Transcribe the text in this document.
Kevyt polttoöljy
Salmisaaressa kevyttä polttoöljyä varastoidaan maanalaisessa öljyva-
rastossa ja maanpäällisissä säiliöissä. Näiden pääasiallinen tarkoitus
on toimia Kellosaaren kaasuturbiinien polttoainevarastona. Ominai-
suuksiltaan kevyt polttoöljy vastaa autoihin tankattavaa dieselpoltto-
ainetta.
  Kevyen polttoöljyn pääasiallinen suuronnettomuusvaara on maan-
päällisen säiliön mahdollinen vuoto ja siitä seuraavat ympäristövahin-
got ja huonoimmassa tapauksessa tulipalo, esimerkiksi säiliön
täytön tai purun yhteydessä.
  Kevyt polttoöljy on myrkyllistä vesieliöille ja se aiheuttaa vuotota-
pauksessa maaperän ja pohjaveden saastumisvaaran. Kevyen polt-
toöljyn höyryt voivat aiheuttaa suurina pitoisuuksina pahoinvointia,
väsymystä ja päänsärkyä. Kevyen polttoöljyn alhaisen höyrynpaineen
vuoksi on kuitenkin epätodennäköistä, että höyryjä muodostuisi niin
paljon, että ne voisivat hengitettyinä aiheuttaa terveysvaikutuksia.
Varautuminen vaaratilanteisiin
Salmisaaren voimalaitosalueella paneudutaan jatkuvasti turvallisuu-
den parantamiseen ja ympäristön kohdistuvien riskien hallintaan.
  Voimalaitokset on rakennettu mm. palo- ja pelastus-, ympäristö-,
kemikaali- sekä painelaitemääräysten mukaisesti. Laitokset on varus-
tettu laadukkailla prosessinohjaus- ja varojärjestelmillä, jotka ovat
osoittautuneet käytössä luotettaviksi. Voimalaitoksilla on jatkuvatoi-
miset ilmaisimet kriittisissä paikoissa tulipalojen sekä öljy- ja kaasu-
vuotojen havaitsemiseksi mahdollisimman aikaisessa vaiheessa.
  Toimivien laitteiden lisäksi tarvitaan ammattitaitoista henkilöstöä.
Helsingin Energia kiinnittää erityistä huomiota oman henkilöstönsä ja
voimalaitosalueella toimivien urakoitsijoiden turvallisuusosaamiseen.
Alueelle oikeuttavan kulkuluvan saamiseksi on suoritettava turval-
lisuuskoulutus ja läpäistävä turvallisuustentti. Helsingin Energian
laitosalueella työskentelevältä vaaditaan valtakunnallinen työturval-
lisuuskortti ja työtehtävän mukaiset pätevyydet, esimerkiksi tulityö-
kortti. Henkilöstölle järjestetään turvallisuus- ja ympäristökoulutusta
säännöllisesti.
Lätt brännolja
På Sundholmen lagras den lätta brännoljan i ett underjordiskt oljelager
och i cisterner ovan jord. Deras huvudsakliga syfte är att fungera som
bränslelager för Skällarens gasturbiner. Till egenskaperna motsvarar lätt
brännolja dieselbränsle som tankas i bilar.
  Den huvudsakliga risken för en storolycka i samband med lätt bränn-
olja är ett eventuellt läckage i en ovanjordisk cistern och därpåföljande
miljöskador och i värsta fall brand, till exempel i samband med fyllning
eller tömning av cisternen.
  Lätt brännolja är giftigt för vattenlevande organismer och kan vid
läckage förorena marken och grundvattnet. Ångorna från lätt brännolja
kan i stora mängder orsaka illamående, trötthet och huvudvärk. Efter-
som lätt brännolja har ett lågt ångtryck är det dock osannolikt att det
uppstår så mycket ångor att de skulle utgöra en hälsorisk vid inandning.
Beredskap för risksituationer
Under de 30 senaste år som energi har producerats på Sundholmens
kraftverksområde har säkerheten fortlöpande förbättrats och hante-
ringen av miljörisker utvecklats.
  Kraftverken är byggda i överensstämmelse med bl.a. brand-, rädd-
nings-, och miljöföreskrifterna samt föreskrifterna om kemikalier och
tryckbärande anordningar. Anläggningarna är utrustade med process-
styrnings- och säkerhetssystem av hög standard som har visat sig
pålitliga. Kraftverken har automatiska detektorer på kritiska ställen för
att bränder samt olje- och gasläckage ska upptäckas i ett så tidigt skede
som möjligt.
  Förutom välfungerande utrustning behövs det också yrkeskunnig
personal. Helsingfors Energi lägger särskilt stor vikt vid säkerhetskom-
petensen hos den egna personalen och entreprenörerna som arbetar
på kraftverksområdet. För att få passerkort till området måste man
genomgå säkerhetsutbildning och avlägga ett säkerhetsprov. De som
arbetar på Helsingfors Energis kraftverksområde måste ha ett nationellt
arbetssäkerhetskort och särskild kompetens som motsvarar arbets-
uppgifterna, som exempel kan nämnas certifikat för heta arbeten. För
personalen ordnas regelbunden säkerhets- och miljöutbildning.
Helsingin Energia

_EXERCISE PROMPT_.
Copy every record precisely, omitting nothing.

_ANSWER TO THE EXERCISE_.
Transcribe the text in this document.
Kevyt polttoöljy
Salmisaaressa kevyttä polttoöljyä varastoidaan maanalaisessa öljyva-
rastossa ja maanpäällisissä säiliöissä. Näiden pääasiallinen tarkoitus
on toimia Kellosaaren kaasuturbiinien polttoainevarastona. Ominai-
suuksiltaan kevyt polttoöljy vastaa autoihin tankattavaa dieselpoltto-
ainetta.
  Kevyen polttoöljyn pääasiallinen suuronnettomuusvaara on maan-
päällisen säiliön mahdollinen vuoto ja siitä seuraavat ympäristövahin-
got ja huonoimmassa tapauksessa tulipalo, esimerkiksi säiliön
täytön tai purun yhteydessä.
  Kevyt polttoöljy on myrkyllistä vesieliöille ja se aiheuttaa vuotota-
pauksessa maaperän ja pohjaveden saastumisvaaran. Kevyen polt-
toöljyn höyryt voivat aiheuttaa suurina pitoisuuksina pahoinvointia,
väsymystä ja päänsärkyä. Kevyen polttoöljyn alhaisen höyrynpaineen
vuoksi on kuitenkin epätodennäköistä, että höyryjä muodostuisi niin
paljon, että ne voisivat hengitettyinä aiheuttaa terveysvaikutuksia.
Varautuminen vaaratilanteisiin
Salmisaaren voimalaitosalueella paneudutaan jatkuvasti turvallisuu-
den parantamiseen ja ympäristön kohdistuvien riskien hallintaan.
  Voimalaitokset on rakennettu mm. palo- ja pelastus-, ympäristö-,
kemikaali- sekä painelaitemääräysten mukaisesti. Laitokset on varus-
tettu laadukkailla prosessinohjaus- ja varojärjestelmillä, jotka ovat
osoittautuneet käytössä luotettaviksi. Voimalaitoksilla on jatkuvatoi-
miset ilmaisimet kriittisissä paikoissa tulipalojen sekä öljy- ja kaasu-
vuotojen havaitsemiseksi mahdollisimman aikaisessa vaiheessa.
  Toimivien laitteiden lisäksi tarvitaan ammattitaitoista henkilöstöä.
Helsingin Energia kiinnittää erityistä huomiota oman henkilöstönsä ja
voimalaitosalueella toimivien urakoitsijoiden turvallisuusosaamiseen.
Alueelle oikeuttavan kulkuluvan saamiseksi on suoritettava turval-
lisuuskoulutus ja läpäistävä turvallisuustentti. Helsingin Energian
laitosalueella työskentelevältä vaaditaan valtakunnallinen työturval-
lisuuskortti ja työtehtävän mukaiset pätevyydet, esimerkiksi tulityö-
kortti. Henkilöstölle järjestetään turvallisuus- ja ympäristökoulutusta
säännöllisesti.
Lätt brännolja
På Sundholmen lagras den lätta brännoljan i ett underjordiskt oljelager
och i cisterner ovan jord. Deras huvudsakliga syfte är att fungera som
bränslelager för Skällarens gasturbiner. Till egenskaperna motsvarar lätt
brännolja dieselbränsle som tankas i bilar.
  Den huvudsakliga risken för en storolycka i samband med lätt bränn-
olja är ett eventuellt läckage i en ovanjordisk cistern och därpåföljande
miljöskador och i värsta fall brand, till exempel i samband med fyllning
eller tömning av cisternen.
  Lätt brännolja är giftigt för vattenlevande organismer och kan vid
läckage förorena marken och grundvattnet. Ångorna från lätt brännolja
kan i stora mängder orsaka illamående, trötthet och huvudvärk. Efter-
som lätt brännolja har ett lågt ångtryck är det dock osannolikt att det
uppstår så mycket ångor att de skulle utgöra en hälsorisk vid inandning.
Beredskap för risksituationer
Under de 30 senaste år som energi har producerats på Sundholmens
kraftverksområde har säkerheten fortlöpande förbättrats och hante-
ringen av miljörisker utvecklats.
  Kraftverken är byggda i överensstämmelse med bl.a. brand-, rädd-
nings-, och miljöföreskrifterna samt föreskrifterna om kemikalier och
tryckbärande anordningar. Anläggningarna är utrustade med process-
styrnings- och säkerhetssystem av hög standard som har visat sig
pålitliga. Kraftverken har automatiska detektorer på kritiska ställen för
att bränder samt olje- och gasläckage ska upptäckas i ett så tidigt skede
som möjligt.
  Förutom välfungerande utrustning behövs det också yrkeskunnig
personal. Helsingfors Energi lägger särskilt stor vikt vid säkerhetskom-
petensen hos den egna personalen och entreprenörerna som arbetar
på kraftverksområdet. För att få passerkort till området måste man
genomgå säkerhetsutbildning och avlägga ett säkerhetsprov. De som
arbetar på Helsingfors Energis kraftverksområde måste ha ett nationellt
arbetssäkerhetskort och särskild kompetens som motsvarar arbets-
uppgifterna, som exempel kan nämnas certifikat för heta arbeten. För
personalen ordnas regelbunden säkerhets- och miljöutbildning.
Helsingin Energia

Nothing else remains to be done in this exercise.